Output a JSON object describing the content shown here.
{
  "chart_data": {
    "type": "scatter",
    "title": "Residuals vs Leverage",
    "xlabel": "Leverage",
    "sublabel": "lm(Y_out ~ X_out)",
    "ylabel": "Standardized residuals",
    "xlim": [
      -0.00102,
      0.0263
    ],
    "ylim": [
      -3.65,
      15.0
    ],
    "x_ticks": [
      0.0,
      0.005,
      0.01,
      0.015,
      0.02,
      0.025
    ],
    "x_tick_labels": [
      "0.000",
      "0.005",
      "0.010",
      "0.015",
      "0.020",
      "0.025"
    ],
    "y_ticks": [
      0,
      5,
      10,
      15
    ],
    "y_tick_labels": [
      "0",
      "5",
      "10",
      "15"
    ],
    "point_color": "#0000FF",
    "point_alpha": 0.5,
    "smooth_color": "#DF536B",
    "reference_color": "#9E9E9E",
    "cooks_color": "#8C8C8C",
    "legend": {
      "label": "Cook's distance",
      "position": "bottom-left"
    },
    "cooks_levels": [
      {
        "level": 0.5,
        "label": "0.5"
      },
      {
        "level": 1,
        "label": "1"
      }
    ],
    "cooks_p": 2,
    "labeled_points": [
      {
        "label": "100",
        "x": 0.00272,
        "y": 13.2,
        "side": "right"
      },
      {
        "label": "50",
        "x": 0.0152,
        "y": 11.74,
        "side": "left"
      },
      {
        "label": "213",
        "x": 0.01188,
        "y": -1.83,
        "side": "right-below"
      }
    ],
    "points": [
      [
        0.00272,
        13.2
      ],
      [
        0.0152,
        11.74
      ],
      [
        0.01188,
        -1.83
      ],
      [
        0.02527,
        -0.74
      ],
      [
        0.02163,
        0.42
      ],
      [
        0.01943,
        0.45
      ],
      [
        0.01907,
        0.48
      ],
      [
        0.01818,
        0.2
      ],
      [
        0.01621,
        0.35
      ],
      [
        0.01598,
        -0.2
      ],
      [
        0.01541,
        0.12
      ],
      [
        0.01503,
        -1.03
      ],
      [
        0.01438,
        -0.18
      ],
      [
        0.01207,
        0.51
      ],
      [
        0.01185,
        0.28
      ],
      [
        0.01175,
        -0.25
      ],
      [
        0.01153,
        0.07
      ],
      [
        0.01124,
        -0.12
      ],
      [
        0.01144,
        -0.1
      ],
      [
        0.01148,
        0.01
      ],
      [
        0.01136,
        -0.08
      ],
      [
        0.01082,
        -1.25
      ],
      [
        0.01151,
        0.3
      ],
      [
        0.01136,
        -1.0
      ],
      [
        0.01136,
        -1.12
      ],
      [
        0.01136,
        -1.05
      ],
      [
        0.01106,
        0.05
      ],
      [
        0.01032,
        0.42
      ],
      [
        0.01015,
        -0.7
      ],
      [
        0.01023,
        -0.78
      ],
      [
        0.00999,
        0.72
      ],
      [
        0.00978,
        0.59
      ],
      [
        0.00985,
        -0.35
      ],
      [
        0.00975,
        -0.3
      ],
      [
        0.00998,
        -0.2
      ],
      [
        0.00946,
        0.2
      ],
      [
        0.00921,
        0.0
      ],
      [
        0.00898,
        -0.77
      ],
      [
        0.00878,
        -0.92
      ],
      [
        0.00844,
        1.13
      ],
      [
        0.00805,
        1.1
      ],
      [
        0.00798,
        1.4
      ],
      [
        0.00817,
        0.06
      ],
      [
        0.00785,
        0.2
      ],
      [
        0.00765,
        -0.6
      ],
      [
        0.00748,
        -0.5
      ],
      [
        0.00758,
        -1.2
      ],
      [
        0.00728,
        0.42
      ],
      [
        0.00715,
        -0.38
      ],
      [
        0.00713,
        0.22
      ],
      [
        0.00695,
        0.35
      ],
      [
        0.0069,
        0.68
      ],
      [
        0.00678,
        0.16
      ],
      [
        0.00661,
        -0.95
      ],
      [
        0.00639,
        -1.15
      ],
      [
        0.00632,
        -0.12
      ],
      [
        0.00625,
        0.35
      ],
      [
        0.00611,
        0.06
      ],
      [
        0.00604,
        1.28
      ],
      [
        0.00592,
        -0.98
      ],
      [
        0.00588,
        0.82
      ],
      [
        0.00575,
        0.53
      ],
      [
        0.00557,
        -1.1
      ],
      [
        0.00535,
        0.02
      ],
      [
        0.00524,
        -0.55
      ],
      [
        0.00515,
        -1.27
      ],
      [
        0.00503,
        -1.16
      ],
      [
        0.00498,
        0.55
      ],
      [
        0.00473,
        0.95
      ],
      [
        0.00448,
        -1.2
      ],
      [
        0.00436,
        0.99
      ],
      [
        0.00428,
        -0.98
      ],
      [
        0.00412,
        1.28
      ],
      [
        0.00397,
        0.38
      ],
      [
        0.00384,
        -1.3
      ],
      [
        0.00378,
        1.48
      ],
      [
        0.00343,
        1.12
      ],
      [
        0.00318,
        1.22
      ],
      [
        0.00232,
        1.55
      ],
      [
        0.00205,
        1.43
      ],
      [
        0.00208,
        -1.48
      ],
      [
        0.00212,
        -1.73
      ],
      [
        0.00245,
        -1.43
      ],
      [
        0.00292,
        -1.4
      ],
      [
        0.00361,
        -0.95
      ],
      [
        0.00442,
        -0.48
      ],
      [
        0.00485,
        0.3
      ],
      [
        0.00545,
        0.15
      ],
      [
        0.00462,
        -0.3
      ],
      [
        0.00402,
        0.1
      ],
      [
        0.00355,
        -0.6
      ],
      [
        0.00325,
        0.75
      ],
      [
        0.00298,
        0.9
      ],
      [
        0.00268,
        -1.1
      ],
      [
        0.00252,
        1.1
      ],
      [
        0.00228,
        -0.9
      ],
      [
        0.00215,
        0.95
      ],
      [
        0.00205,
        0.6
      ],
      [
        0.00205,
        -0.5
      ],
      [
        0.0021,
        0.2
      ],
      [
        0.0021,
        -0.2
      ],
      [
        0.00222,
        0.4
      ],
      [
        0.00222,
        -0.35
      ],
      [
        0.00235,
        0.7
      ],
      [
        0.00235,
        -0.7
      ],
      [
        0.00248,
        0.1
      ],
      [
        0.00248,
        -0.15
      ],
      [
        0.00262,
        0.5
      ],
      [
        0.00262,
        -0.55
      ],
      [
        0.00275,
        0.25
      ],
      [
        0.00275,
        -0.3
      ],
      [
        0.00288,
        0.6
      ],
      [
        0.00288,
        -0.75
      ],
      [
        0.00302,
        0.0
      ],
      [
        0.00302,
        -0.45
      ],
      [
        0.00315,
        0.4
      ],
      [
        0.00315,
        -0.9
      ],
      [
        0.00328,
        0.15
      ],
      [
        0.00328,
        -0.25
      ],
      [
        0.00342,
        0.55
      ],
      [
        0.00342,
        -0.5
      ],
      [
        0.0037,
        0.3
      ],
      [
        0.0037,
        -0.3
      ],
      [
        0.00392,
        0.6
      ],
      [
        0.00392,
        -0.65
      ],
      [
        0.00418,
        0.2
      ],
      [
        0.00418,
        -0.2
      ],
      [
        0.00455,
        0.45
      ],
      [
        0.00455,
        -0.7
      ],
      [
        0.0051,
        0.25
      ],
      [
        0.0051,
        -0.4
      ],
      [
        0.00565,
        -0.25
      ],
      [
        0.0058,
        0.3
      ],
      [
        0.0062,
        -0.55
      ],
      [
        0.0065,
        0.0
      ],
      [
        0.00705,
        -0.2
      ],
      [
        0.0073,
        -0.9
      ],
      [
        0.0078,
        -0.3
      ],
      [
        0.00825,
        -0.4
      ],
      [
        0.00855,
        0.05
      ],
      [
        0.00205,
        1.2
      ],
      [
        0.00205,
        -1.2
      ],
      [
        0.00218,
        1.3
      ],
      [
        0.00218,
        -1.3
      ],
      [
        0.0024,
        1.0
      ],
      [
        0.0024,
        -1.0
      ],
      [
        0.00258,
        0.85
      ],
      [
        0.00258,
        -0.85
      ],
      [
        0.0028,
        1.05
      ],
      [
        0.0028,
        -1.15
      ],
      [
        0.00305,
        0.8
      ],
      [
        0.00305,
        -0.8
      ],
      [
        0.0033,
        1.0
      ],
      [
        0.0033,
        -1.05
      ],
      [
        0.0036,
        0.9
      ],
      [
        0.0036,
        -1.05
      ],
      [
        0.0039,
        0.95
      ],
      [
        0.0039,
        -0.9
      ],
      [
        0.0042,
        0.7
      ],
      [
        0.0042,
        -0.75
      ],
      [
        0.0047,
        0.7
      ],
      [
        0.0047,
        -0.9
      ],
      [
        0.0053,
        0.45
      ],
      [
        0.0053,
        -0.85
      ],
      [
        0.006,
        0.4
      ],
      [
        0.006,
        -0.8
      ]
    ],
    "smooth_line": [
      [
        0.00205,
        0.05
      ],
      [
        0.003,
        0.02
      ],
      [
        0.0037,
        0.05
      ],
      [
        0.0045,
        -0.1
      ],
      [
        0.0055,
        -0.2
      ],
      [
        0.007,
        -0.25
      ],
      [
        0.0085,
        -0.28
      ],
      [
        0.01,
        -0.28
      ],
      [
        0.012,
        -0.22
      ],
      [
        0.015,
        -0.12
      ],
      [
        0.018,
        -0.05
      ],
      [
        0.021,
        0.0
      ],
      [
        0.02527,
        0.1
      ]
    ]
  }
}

- PROBLEM DESCRIPTION
Show every line from the listing above in which the string "Leverage" appears.

- FINAL ANSWER
    "title": "Residuals vs Leverage",
    "xlabel": "Leverage",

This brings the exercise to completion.